RECORDS PROVIDED:
□ □ □ □ □ □ □

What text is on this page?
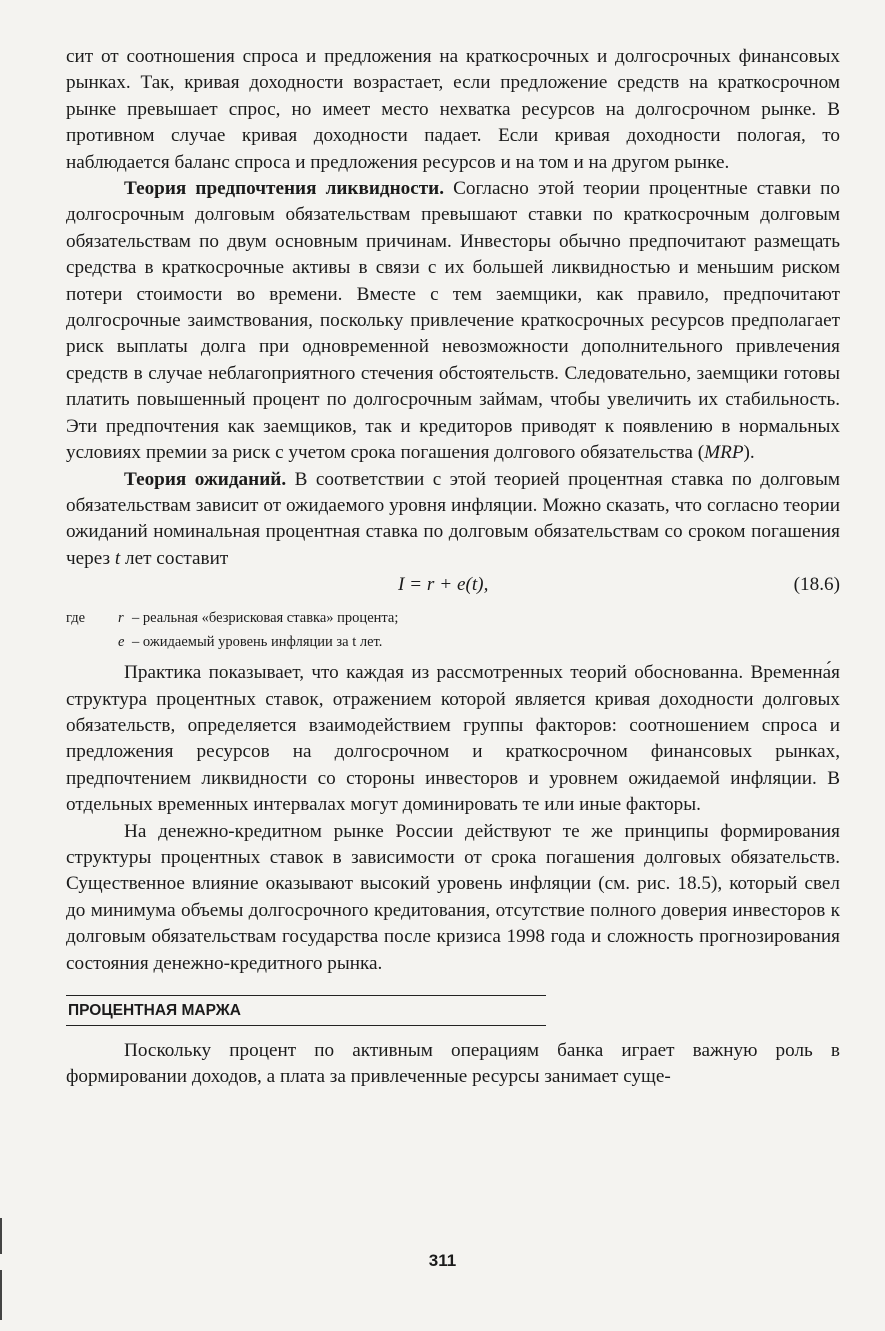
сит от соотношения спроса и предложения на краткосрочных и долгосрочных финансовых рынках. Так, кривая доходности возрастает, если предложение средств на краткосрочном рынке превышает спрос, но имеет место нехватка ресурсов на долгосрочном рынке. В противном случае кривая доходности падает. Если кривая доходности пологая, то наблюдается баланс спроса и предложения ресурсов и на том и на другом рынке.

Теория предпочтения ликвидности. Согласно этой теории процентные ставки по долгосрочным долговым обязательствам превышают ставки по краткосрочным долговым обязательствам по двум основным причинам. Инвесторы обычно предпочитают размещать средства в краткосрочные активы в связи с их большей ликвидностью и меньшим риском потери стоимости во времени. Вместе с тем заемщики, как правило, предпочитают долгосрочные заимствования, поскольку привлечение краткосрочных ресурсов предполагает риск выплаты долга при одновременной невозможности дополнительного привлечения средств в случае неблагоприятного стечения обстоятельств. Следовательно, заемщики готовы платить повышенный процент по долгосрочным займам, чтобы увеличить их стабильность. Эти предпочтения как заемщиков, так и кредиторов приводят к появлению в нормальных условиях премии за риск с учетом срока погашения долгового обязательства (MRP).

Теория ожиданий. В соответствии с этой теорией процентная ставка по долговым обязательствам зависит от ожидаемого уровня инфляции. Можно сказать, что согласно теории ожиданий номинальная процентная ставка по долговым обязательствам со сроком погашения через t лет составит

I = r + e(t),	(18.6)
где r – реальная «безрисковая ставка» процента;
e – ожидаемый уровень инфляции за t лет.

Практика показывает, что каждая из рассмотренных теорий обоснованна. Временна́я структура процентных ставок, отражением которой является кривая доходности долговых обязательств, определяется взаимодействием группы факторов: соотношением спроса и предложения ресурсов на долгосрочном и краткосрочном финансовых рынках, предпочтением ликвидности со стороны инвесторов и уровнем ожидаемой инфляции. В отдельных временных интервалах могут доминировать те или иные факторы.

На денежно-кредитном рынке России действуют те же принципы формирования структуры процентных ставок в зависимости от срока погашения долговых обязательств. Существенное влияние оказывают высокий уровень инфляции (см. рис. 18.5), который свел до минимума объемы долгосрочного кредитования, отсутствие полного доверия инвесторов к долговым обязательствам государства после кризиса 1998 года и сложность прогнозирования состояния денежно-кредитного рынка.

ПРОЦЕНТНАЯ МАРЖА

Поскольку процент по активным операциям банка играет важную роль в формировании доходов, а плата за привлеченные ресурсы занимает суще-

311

□ □ □ □ □ □ □

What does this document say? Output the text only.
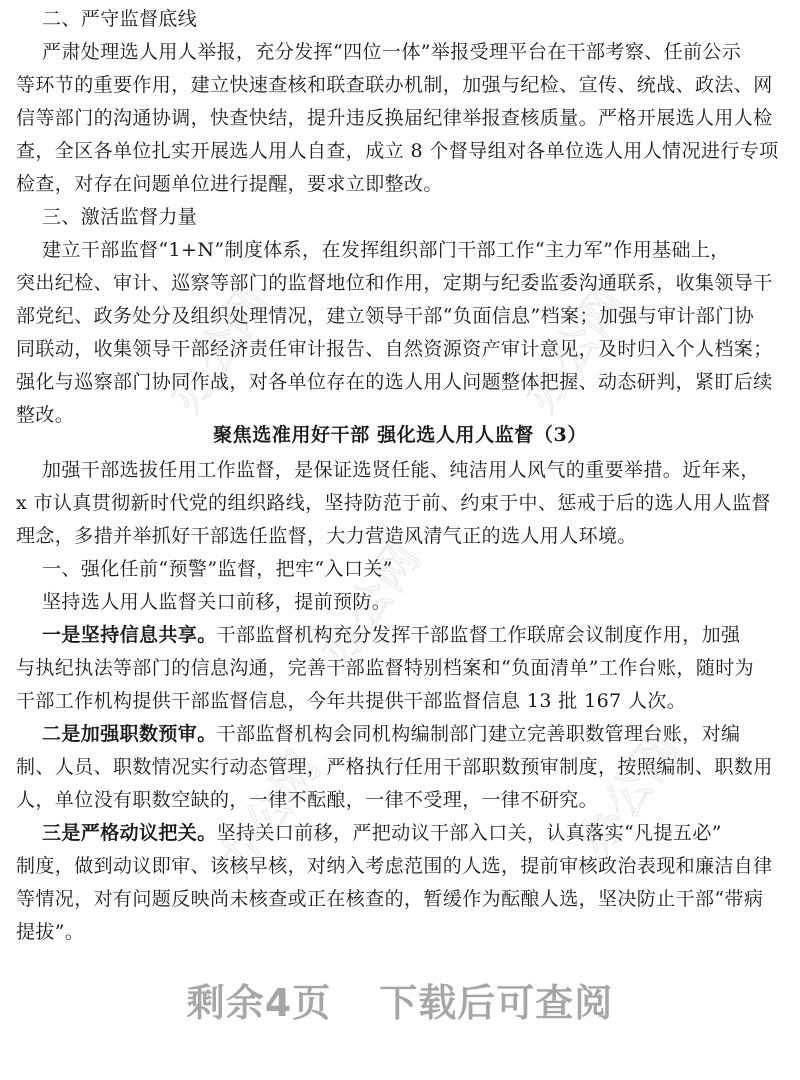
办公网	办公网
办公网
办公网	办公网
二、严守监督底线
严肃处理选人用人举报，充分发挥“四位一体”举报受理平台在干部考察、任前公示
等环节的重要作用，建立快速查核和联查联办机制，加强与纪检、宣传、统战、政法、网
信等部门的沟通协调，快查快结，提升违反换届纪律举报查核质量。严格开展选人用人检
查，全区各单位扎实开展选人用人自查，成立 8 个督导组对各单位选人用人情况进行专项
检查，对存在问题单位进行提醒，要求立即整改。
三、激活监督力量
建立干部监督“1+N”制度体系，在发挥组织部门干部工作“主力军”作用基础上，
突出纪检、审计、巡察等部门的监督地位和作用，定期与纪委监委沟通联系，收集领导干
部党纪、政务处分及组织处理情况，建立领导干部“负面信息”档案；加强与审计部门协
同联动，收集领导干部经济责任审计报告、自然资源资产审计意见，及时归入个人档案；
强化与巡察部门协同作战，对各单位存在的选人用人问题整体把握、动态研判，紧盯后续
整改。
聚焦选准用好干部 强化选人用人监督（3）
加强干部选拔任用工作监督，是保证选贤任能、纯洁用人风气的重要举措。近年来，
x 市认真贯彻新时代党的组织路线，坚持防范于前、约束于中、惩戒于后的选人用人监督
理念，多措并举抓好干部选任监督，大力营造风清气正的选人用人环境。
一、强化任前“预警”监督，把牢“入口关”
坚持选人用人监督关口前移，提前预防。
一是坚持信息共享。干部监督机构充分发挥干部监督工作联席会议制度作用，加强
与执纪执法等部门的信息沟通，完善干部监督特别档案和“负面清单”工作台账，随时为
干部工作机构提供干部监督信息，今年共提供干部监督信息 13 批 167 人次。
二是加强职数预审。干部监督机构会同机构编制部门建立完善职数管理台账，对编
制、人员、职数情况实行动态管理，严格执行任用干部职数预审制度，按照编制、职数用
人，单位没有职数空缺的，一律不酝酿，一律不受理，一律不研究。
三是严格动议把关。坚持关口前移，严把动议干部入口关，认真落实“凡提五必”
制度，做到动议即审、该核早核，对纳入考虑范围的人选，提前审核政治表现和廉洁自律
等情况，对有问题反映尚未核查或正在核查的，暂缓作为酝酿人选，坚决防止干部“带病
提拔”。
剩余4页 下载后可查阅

□ □ □ □ □ □ □

OBJECTIVE:
Among the entries, how many lines contain the string "text"? Give the number without anything else.

FULL RESPONSE:
2